*Problem requirements*:
Print the listing below in its entirety, character for character.

──────── Material provided

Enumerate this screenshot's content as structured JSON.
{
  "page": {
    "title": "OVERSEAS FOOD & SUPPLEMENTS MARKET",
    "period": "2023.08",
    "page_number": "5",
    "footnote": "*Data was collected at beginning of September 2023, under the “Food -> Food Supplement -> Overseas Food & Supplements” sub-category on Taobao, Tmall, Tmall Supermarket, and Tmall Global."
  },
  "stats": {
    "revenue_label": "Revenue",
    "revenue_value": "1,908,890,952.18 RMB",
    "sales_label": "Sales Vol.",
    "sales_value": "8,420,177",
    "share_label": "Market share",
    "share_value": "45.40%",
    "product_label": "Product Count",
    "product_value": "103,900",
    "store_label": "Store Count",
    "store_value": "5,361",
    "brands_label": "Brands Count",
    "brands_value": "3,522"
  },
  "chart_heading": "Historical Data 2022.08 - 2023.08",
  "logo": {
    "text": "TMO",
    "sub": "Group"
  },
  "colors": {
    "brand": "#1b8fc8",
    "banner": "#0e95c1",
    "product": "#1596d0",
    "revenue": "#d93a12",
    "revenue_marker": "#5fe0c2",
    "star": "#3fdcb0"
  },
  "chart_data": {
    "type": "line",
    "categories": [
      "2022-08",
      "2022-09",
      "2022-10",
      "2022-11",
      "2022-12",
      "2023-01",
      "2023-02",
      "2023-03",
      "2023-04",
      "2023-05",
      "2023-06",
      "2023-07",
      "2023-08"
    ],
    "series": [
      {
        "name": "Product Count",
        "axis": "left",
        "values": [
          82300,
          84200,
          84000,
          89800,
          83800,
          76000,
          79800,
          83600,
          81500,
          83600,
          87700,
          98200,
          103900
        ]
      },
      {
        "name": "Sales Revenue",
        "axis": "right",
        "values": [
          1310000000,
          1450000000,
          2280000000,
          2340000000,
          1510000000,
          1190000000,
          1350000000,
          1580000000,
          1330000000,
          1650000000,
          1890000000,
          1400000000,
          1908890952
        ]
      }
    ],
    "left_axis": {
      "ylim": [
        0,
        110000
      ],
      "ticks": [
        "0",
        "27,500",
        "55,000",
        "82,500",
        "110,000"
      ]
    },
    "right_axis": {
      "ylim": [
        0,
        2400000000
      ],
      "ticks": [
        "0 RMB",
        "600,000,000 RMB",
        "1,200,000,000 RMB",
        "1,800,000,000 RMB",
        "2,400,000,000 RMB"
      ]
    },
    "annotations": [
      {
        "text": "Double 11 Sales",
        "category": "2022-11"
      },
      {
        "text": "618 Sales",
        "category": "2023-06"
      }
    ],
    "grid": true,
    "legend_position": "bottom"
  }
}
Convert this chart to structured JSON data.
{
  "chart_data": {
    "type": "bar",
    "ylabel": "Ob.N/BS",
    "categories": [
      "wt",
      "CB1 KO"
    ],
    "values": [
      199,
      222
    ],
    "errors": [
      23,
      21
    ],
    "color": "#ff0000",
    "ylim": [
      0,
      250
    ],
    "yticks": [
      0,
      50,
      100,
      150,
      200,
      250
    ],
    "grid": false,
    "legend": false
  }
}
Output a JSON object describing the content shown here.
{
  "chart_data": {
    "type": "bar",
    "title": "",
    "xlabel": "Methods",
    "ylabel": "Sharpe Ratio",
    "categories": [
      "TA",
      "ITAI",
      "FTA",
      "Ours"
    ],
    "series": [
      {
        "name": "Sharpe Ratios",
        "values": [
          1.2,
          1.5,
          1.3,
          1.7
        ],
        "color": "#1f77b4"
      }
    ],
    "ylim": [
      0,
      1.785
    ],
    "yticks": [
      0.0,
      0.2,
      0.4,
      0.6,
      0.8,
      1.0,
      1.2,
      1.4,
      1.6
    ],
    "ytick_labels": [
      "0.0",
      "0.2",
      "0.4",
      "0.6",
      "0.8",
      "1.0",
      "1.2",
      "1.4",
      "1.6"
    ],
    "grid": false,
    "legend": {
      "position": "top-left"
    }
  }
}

────────────────

*Response for this exercise*:
Enumerate this screenshot's content as structured JSON.
{
  "page": {
    "title": "OVERSEAS FOOD & SUPPLEMENTS MARKET",
    "period": "2023.08",
    "page_number": "5",
    "footnote": "*Data was collected at beginning of September 2023, under the “Food -> Food Supplement -> Overseas Food & Supplements” sub-category on Taobao, Tmall, Tmall Supermarket, and Tmall Global."
  },
  "stats": {
    "revenue_label": "Revenue",
    "revenue_value": "1,908,890,952.18 RMB",
    "sales_label": "Sales Vol.",
    "sales_value": "8,420,177",
    "share_label": "Market share",
    "share_value": "45.40%",
    "product_label": "Product Count",
    "product_value": "103,900",
    "store_label": "Store Count",
    "store_value": "5,361",
    "brands_label": "Brands Count",
    "brands_value": "3,522"
  },
  "chart_heading": "Historical Data 2022.08 - 2023.08",
  "logo": {
    "text": "TMO",
    "sub": "Group"
  },
  "colors": {
    "brand": "#1b8fc8",
    "banner": "#0e95c1",
    "product": "#1596d0",
    "revenue": "#d93a12",
    "revenue_marker": "#5fe0c2",
    "star": "#3fdcb0"
  },
  "chart_data": {
    "type": "line",
    "categories": [
      "2022-08",
      "2022-09",
      "2022-10",
      "2022-11",
      "2022-12",
      "2023-01",
      "2023-02",
      "2023-03",
      "2023-04",
      "2023-05",
      "2023-06",
      "2023-07",
      "2023-08"
    ],
    "series": [
      {
        "name": "Product Count",
        "axis": "left",
        "values": [
          82300,
          84200,
          84000,
          89800,
          83800,
          76000,
          79800,
          83600,
          81500,
          83600,
          87700,
          98200,
          103900
        ]
      },
      {
        "name": "Sales Revenue",
        "axis": "right",
        "values": [
          1310000000,
          1450000000,
          2280000000,
          2340000000,
          1510000000,
          1190000000,
          1350000000,
          1580000000,
          1330000000,
          1650000000,
          1890000000,
          1400000000,
          1908890952
        ]
      }
    ],
    "left_axis": {
      "ylim": [
        0,
        110000
      ],
      "ticks": [
        "0",
        "27,500",
        "55,000",
        "82,500",
        "110,000"
      ]
    },
    "right_axis": {
      "ylim": [
        0,
        2400000000
      ],
      "ticks": [
        "0 RMB",
        "600,000,000 RMB",
        "1,200,000,000 RMB",
        "1,800,000,000 RMB",
        "2,400,000,000 RMB"
      ]
    },
    "annotations": [
      {
        "text": "Double 11 Sales",
        "category": "2022-11"
      },
      {
        "text": "618 Sales",
        "category": "2023-06"
      }
    ],
    "grid": true,
    "legend_position": "bottom"
  }
}
Convert this chart to structured JSON data.
{
  "chart_data": {
    "type": "bar",
    "ylabel": "Ob.N/BS",
    "categories": [
      "wt",
      "CB1 KO"
    ],
    "values": [
      199,
      222
    ],
    "errors": [
      23,
      21
    ],
    "color": "#ff0000",
    "ylim": [
      0,
      250
    ],
    "yticks": [
      0,
      50,
      100,
      150,
      200,
      250
    ],
    "grid": false,
    "legend": false
  }
}
Output a JSON object describing the content shown here.
{
  "chart_data": {
    "type": "bar",
    "title": "",
    "xlabel": "Methods",
    "ylabel": "Sharpe Ratio",
    "categories": [
      "TA",
      "ITAI",
      "FTA",
      "Ours"
    ],
    "series": [
      {
        "name": "Sharpe Ratios",
        "values": [
          1.2,
          1.5,
          1.3,
          1.7
        ],
        "color": "#1f77b4"
      }
    ],
    "ylim": [
      0,
      1.785
    ],
    "yticks": [
      0.0,
      0.2,
      0.4,
      0.6,
      0.8,
      1.0,
      1.2,
      1.4,
      1.6
    ],
    "ytick_labels": [
      "0.0",
      "0.2",
      "0.4",
      "0.6",
      "0.8",
      "1.0",
      "1.2",
      "1.4",
      "1.6"
    ],
    "grid": false,
    "legend": {
      "position": "top-left"
    }
  }
}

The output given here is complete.